◆ Given information ◆

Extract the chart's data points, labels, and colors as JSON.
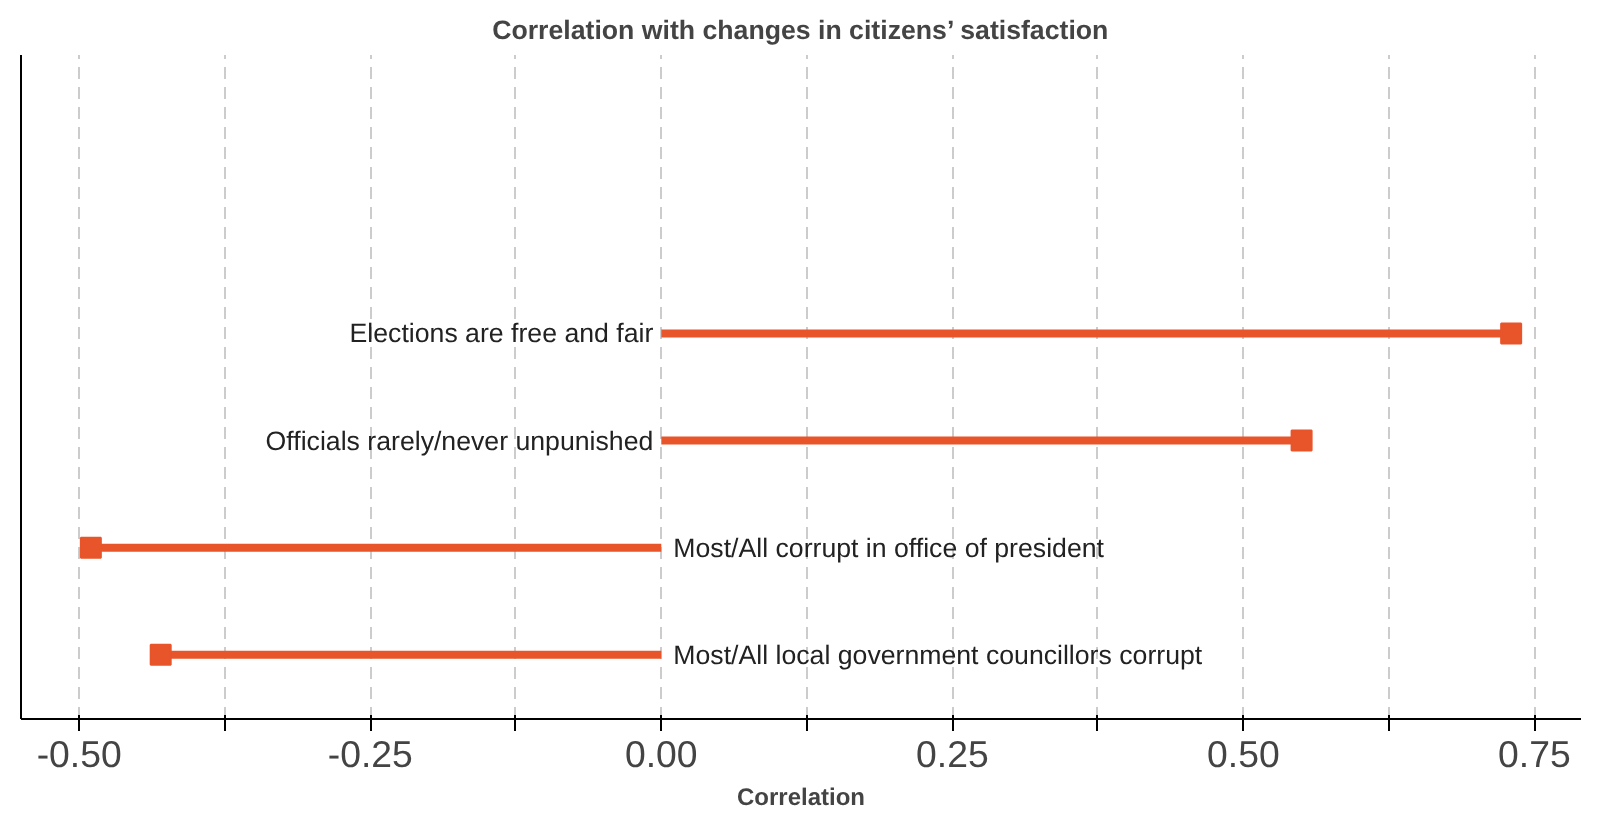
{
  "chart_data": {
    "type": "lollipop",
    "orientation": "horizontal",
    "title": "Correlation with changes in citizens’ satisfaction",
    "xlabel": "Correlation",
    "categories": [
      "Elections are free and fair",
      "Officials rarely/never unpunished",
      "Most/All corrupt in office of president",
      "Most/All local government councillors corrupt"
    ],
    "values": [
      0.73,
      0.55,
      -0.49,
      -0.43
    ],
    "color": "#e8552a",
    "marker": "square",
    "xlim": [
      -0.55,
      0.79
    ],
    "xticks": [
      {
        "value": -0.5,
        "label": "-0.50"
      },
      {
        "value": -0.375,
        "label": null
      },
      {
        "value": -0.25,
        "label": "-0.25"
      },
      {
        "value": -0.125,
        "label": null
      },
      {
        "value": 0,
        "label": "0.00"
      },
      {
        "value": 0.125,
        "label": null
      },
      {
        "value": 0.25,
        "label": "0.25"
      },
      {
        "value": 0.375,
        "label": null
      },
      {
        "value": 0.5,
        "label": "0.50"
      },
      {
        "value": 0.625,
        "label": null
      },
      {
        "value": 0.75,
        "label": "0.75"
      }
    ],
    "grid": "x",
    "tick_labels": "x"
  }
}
==
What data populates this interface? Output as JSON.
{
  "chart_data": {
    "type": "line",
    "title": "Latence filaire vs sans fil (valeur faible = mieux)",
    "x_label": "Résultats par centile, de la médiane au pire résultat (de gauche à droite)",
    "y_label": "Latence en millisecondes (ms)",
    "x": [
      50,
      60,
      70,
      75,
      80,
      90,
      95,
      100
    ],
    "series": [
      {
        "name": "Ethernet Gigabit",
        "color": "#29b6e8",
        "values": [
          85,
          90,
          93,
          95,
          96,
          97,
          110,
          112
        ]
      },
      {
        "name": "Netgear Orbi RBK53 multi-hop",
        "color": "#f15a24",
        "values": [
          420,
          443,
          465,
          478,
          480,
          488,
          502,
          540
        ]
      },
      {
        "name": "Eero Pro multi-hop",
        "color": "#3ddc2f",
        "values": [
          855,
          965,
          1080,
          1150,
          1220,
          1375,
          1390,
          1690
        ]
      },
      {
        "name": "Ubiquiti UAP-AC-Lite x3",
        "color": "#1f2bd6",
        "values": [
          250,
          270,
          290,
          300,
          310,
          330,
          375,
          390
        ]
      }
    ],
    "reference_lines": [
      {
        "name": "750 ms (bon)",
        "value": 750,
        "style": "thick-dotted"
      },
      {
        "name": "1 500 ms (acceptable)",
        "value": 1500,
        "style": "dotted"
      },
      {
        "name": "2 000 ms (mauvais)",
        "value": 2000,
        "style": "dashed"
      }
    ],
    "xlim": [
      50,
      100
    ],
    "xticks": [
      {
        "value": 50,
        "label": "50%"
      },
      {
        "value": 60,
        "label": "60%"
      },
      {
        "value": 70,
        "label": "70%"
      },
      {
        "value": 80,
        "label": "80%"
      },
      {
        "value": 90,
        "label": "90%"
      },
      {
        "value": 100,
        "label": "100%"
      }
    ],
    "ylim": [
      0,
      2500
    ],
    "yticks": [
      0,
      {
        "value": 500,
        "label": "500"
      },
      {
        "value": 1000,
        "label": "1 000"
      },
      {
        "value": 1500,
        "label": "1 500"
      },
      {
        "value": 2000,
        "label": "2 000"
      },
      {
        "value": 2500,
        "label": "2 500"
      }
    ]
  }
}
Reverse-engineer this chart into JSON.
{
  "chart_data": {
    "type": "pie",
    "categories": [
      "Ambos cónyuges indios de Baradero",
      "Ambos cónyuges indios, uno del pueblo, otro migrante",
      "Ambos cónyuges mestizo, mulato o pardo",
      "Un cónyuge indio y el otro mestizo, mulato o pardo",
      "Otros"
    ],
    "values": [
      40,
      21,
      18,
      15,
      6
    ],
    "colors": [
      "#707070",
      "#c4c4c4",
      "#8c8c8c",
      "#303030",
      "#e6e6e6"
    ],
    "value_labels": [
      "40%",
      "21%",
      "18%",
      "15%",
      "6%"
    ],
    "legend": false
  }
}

◆ Goal ◆
Write out every line from the entries where "this" appears.

◆ Task answer ◆
What data populates this interface? Output as JSON.
Reverse-engineer this chart into JSON.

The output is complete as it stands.